To do: Print the data exactly as it is given, please.

(Dataset items)

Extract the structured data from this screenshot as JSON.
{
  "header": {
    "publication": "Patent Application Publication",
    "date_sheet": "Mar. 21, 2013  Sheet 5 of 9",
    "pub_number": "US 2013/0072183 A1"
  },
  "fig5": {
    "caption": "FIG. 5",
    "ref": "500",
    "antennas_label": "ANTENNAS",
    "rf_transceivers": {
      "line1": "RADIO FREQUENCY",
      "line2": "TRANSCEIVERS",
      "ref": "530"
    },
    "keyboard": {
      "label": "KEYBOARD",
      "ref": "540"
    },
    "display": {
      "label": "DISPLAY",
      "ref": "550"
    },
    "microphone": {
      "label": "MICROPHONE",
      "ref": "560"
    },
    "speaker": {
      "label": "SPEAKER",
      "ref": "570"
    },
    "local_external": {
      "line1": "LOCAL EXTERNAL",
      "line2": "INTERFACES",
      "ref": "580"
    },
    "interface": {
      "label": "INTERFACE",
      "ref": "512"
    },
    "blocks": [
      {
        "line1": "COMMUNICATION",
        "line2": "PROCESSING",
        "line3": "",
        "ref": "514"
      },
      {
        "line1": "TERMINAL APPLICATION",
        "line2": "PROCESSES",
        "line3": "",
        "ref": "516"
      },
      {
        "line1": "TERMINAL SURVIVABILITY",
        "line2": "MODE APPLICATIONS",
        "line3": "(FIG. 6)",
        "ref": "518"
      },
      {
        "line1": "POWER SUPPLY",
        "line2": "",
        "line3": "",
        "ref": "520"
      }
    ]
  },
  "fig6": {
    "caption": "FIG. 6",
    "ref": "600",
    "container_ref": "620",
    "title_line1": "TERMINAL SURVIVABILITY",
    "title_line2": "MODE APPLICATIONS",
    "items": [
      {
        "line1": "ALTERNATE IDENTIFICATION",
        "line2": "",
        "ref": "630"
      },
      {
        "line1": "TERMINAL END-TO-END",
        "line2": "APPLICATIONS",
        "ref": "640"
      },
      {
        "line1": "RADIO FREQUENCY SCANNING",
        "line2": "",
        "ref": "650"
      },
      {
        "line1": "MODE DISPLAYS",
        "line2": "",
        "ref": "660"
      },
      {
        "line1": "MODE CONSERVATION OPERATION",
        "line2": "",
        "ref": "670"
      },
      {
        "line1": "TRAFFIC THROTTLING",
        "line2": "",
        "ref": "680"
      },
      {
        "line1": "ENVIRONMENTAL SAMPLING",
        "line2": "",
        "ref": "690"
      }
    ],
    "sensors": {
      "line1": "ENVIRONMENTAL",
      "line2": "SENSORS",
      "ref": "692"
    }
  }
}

Final answer:
Extract the structured data from this screenshot as JSON.
{
  "header": {
    "publication": "Patent Application Publication",
    "date_sheet": "Mar. 21, 2013  Sheet 5 of 9",
    "pub_number": "US 2013/0072183 A1"
  },
  "fig5": {
    "caption": "FIG. 5",
    "ref": "500",
    "antennas_label": "ANTENNAS",
    "rf_transceivers": {
      "line1": "RADIO FREQUENCY",
      "line2": "TRANSCEIVERS",
      "ref": "530"
    },
    "keyboard": {
      "label": "KEYBOARD",
      "ref": "540"
    },
    "display": {
      "label": "DISPLAY",
      "ref": "550"
    },
    "microphone": {
      "label": "MICROPHONE",
      "ref": "560"
    },
    "speaker": {
      "label": "SPEAKER",
      "ref": "570"
    },
    "local_external": {
      "line1": "LOCAL EXTERNAL",
      "line2": "INTERFACES",
      "ref": "580"
    },
    "interface": {
      "label": "INTERFACE",
      "ref": "512"
    },
    "blocks": [
      {
        "line1": "COMMUNICATION",
        "line2": "PROCESSING",
        "line3": "",
        "ref": "514"
      },
      {
        "line1": "TERMINAL APPLICATION",
        "line2": "PROCESSES",
        "line3": "",
        "ref": "516"
      },
      {
        "line1": "TERMINAL SURVIVABILITY",
        "line2": "MODE APPLICATIONS",
        "line3": "(FIG. 6)",
        "ref": "518"
      },
      {
        "line1": "POWER SUPPLY",
        "line2": "",
        "line3": "",
        "ref": "520"
      }
    ]
  },
  "fig6": {
    "caption": "FIG. 6",
    "ref": "600",
    "container_ref": "620",
    "title_line1": "TERMINAL SURVIVABILITY",
    "title_line2": "MODE APPLICATIONS",
    "items": [
      {
        "line1": "ALTERNATE IDENTIFICATION",
        "line2": "",
        "ref": "630"
      },
      {
        "line1": "TERMINAL END-TO-END",
        "line2": "APPLICATIONS",
        "ref": "640"
      },
      {
        "line1": "RADIO FREQUENCY SCANNING",
        "line2": "",
        "ref": "650"
      },
      {
        "line1": "MODE DISPLAYS",
        "line2": "",
        "ref": "660"
      },
      {
        "line1": "MODE CONSERVATION OPERATION",
        "line2": "",
        "ref": "670"
      },
      {
        "line1": "TRAFFIC THROTTLING",
        "line2": "",
        "ref": "680"
      },
      {
        "line1": "ENVIRONMENTAL SAMPLING",
        "line2": "",
        "ref": "690"
      }
    ],
    "sensors": {
      "line1": "ENVIRONMENTAL",
      "line2": "SENSORS",
      "ref": "692"
    }
  }
}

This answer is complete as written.